STATED GOAL:
Reproduce the material word for word; the images stay out.

DATASET EXCERPTS:
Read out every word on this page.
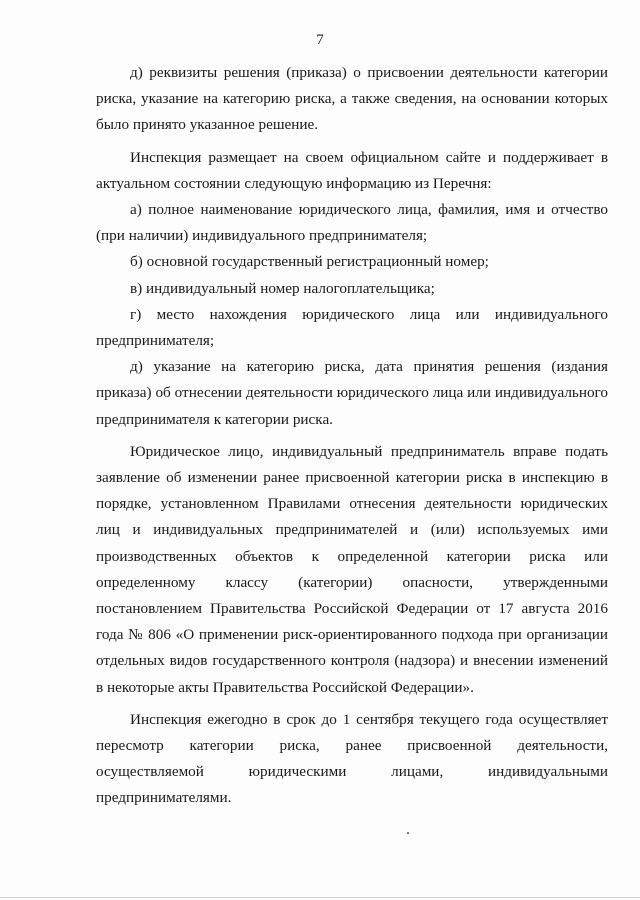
7

д) реквизиты решения (приказа) о присвоении деятельности категории риска, указание на категорию риска, а также сведения, на основании которых было принято указанное решение.

Инспекция размещает на своем официальном сайте и поддерживает в актуальном состоянии следующую информацию из Перечня:

а) полное наименование юридического лица, фамилия, имя и отчество (при наличии) индивидуального предпринимателя;

б) основной государственный регистрационный номер;

в) индивидуальный номер налогоплательщика;

г) место нахождения юридического лица или индивидуального предпринимателя;

д) указание на категорию риска, дата принятия решения (издания приказа) об отнесении деятельности юридического лица или индивидуального предпринимателя к категории риска.

Юридическое лицо, индивидуальный предприниматель вправе подать заявление об изменении ранее присвоенной категории риска в инспекцию в порядке, установленном Правилами отнесения деятельности юридических лиц и индивидуальных предпринимателей и (или) используемых ими производственных объектов к определенной категории риска или определенному классу (категории) опасности, утвержденными постановлением Правительства Российской Федерации от 17 августа 2016 года № 806 «О применении риск-ориентированного подхода при организации отдельных видов государственного контроля (надзора) и внесении изменений в некоторые акты Правительства Российской Федерации».

Инспекция ежегодно в срок до 1 сентября текущего года осуществляет пересмотр категории риска, ранее присвоенной деятельности, осуществляемой юридическими лицами, индивидуальными предпринимателями.
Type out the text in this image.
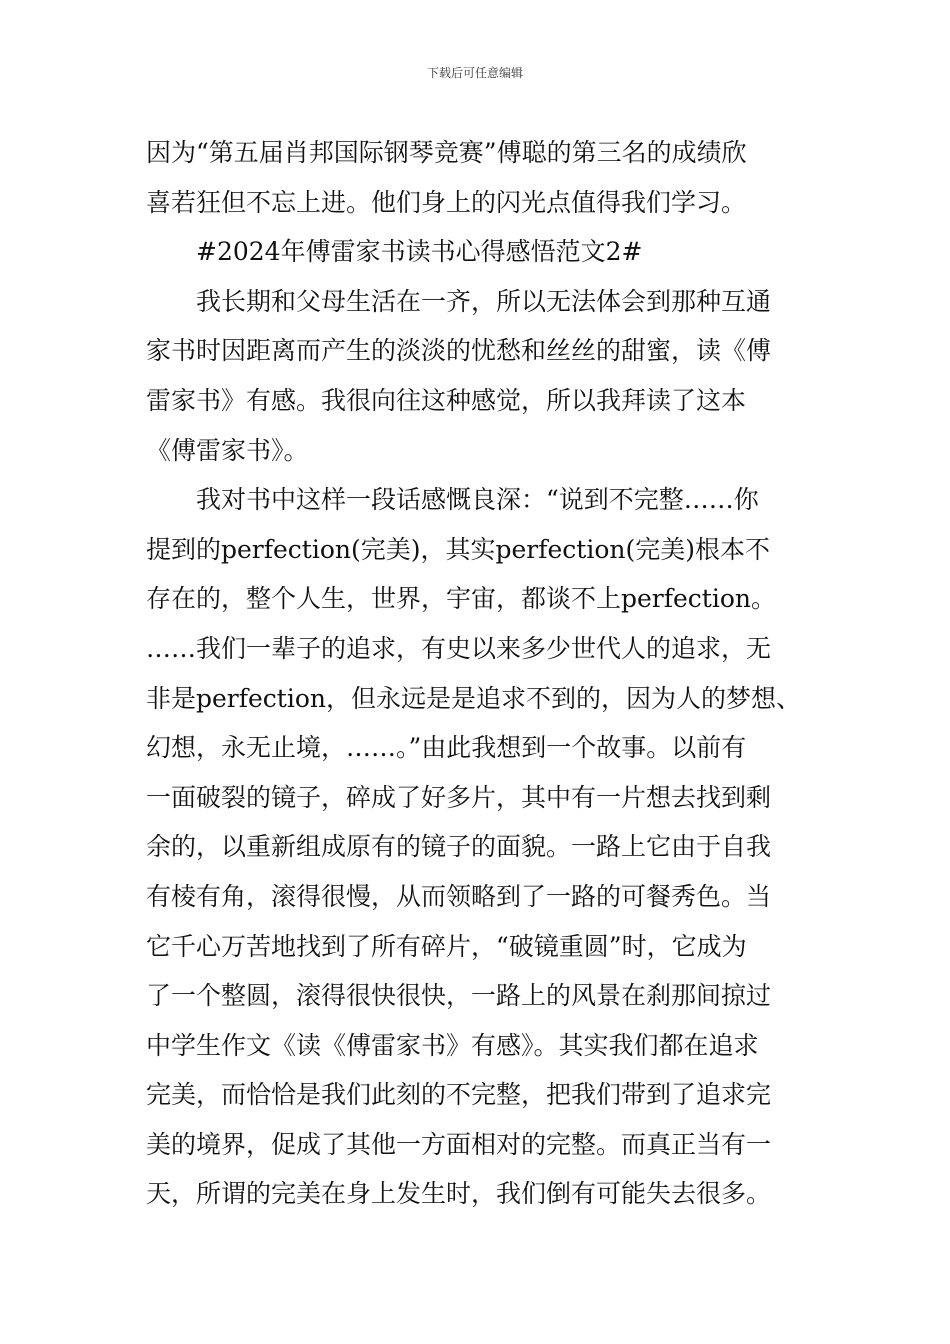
下载后可任意编辑
因为“第五届肖邦国际钢琴竞赛”傅聪的第三名的成绩欣
喜若狂但不忘上进。他们身上的闪光点值得我们学习。
#2024年傅雷家书读书心得感悟范文2#
我长期和父母生活在一齐，所以无法体会到那种互通
家书时因距离而产生的淡淡的忧愁和丝丝的甜蜜，读《傅
雷家书》有感。我很向往这种感觉，所以我拜读了这本
《傅雷家书》。
我对书中这样一段话感慨良深：“说到不完整……你
提到的perfection(完美)，其实perfection(完美)根本不
存在的，整个人生，世界，宇宙，都谈不上perfection。
……我们一辈子的追求，有史以来多少世代人的追求，无
非是perfection，但永远是是追求不到的，因为人的梦想、
幻想，永无止境，……。”由此我想到一个故事。以前有
一面破裂的镜子，碎成了好多片，其中有一片想去找到剩
余的，以重新组成原有的镜子的面貌。一路上它由于自我
有棱有角，滚得很慢，从而领略到了一路的可餐秀色。当
它千心万苦地找到了所有碎片，“破镜重圆”时，它成为
了一个整圆，滚得很快很快，一路上的风景在刹那间掠过
中学生作文《读《傅雷家书》有感》。其实我们都在追求
完美，而恰恰是我们此刻的不完整，把我们带到了追求完
美的境界，促成了其他一方面相对的完整。而真正当有一
天，所谓的完美在身上发生时，我们倒有可能失去很多。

SOLUTION TO THE EXERCISE:
Read out every word on this page.
7

д) реквизиты решения (приказа) о присвоении деятельности категории риска, указание на категорию риска, а также сведения, на основании которых было принято указанное решение.

Инспекция размещает на своем официальном сайте и поддерживает в актуальном состоянии следующую информацию из Перечня:

а) полное наименование юридического лица, фамилия, имя и отчество (при наличии) индивидуального предпринимателя;

б) основной государственный регистрационный номер;

в) индивидуальный номер налогоплательщика;

г) место нахождения юридического лица или индивидуального предпринимателя;

д) указание на категорию риска, дата принятия решения (издания приказа) об отнесении деятельности юридического лица или индивидуального предпринимателя к категории риска.

Юридическое лицо, индивидуальный предприниматель вправе подать заявление об изменении ранее присвоенной категории риска в инспекцию в порядке, установленном Правилами отнесения деятельности юридических лиц и индивидуальных предпринимателей и (или) используемых ими производственных объектов к определенной категории риска или определенному классу (категории) опасности, утвержденными постановлением Правительства Российской Федерации от 17 августа 2016 года № 806 «О применении риск-ориентированного подхода при организации отдельных видов государственного контроля (надзора) и внесении изменений в некоторые акты Правительства Российской Федерации».

Инспекция ежегодно в срок до 1 сентября текущего года осуществляет пересмотр категории риска, ранее присвоенной деятельности, осуществляемой юридическими лицами, индивидуальными предпринимателями.
Type out the text in this image.
下载后可任意编辑
因为“第五届肖邦国际钢琴竞赛”傅聪的第三名的成绩欣
喜若狂但不忘上进。他们身上的闪光点值得我们学习。
#2024年傅雷家书读书心得感悟范文2#
我长期和父母生活在一齐，所以无法体会到那种互通
家书时因距离而产生的淡淡的忧愁和丝丝的甜蜜，读《傅
雷家书》有感。我很向往这种感觉，所以我拜读了这本
《傅雷家书》。
我对书中这样一段话感慨良深：“说到不完整……你
提到的perfection(完美)，其实perfection(完美)根本不
存在的，整个人生，世界，宇宙，都谈不上perfection。
……我们一辈子的追求，有史以来多少世代人的追求，无
非是perfection，但永远是是追求不到的，因为人的梦想、
幻想，永无止境，……。”由此我想到一个故事。以前有
一面破裂的镜子，碎成了好多片，其中有一片想去找到剩
余的，以重新组成原有的镜子的面貌。一路上它由于自我
有棱有角，滚得很慢，从而领略到了一路的可餐秀色。当
它千心万苦地找到了所有碎片，“破镜重圆”时，它成为
了一个整圆，滚得很快很快，一路上的风景在刹那间掠过
中学生作文《读《傅雷家书》有感》。其实我们都在追求
完美，而恰恰是我们此刻的不完整，把我们带到了追求完
美的境界，促成了其他一方面相对的完整。而真正当有一
天，所谓的完美在身上发生时，我们倒有可能失去很多。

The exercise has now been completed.